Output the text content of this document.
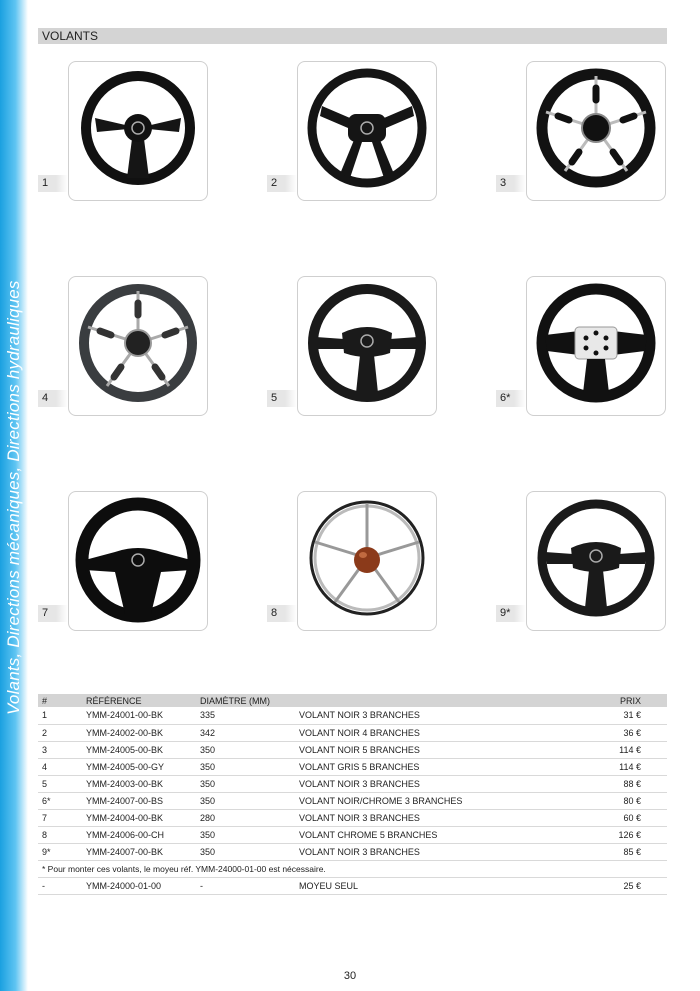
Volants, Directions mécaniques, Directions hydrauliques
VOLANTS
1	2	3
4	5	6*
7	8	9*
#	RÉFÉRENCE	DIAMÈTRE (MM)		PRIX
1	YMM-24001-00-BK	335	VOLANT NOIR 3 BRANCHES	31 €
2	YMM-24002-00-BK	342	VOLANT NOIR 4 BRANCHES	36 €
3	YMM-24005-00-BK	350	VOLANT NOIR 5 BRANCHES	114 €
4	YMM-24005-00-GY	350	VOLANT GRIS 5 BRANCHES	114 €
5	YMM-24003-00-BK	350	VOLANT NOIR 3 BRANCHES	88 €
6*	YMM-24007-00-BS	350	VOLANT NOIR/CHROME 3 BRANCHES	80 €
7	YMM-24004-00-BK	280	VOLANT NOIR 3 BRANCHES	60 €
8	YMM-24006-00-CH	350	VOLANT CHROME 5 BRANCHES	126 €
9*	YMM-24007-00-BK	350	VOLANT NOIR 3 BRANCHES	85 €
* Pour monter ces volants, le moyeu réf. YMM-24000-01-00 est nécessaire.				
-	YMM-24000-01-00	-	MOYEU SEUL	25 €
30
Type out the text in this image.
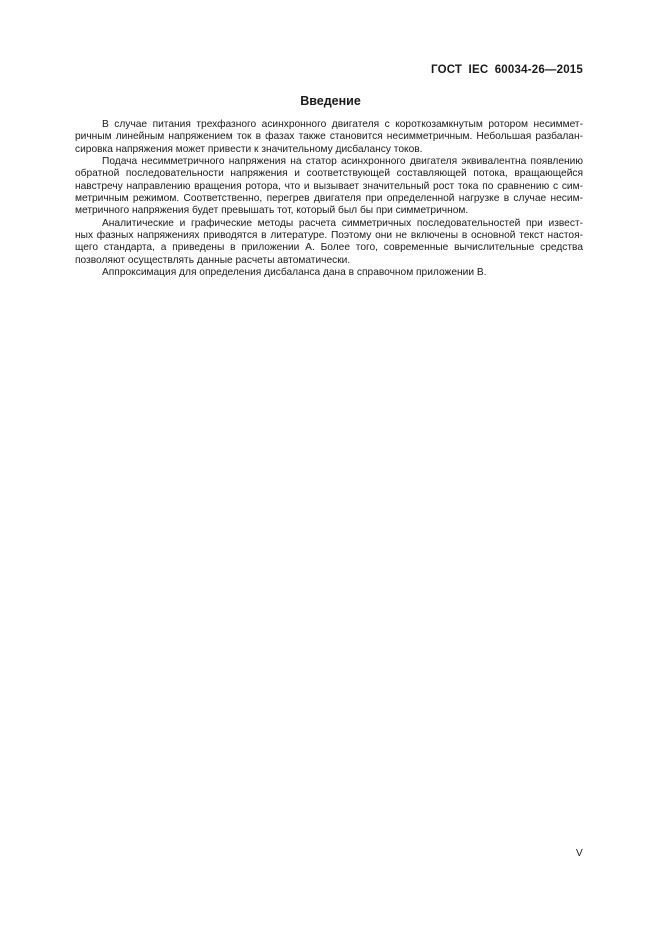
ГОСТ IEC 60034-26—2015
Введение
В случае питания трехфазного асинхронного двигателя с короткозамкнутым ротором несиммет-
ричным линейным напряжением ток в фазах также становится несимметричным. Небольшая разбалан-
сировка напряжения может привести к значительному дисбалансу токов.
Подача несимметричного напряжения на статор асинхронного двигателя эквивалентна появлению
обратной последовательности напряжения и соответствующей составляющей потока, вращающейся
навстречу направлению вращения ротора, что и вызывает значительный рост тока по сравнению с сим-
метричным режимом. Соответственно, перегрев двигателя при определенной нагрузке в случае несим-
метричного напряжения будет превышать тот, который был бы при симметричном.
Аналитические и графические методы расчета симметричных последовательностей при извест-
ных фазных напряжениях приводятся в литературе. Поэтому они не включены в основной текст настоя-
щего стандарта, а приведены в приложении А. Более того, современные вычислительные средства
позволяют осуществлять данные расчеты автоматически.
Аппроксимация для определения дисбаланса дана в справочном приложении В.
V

-=-=-=-=-

# Given problem:
From the line with "Type out the text in this image." down to the end of the entries, retype each line exactly as written, but drop the pictures.

# Solution for this exercise:
Type out the text in this image.
ГОСТ IEC 60034-26—2015
Введение
В случае питания трехфазного асинхронного двигателя с короткозамкнутым ротором несиммет-
ричным линейным напряжением ток в фазах также становится несимметричным. Небольшая разбалан-
сировка напряжения может привести к значительному дисбалансу токов.
Подача несимметричного напряжения на статор асинхронного двигателя эквивалентна появлению
обратной последовательности напряжения и соответствующей составляющей потока, вращающейся
навстречу направлению вращения ротора, что и вызывает значительный рост тока по сравнению с сим-
метричным режимом. Соответственно, перегрев двигателя при определенной нагрузке в случае несим-
метричного напряжения будет превышать тот, который был бы при симметричном.
Аналитические и графические методы расчета симметричных последовательностей при извест-
ных фазных напряжениях приводятся в литературе. Поэтому они не включены в основной текст настоя-
щего стандарта, а приведены в приложении А. Более того, современные вычислительные средства
позволяют осуществлять данные расчеты автоматически.
Аппроксимация для определения дисбаланса дана в справочном приложении В.
V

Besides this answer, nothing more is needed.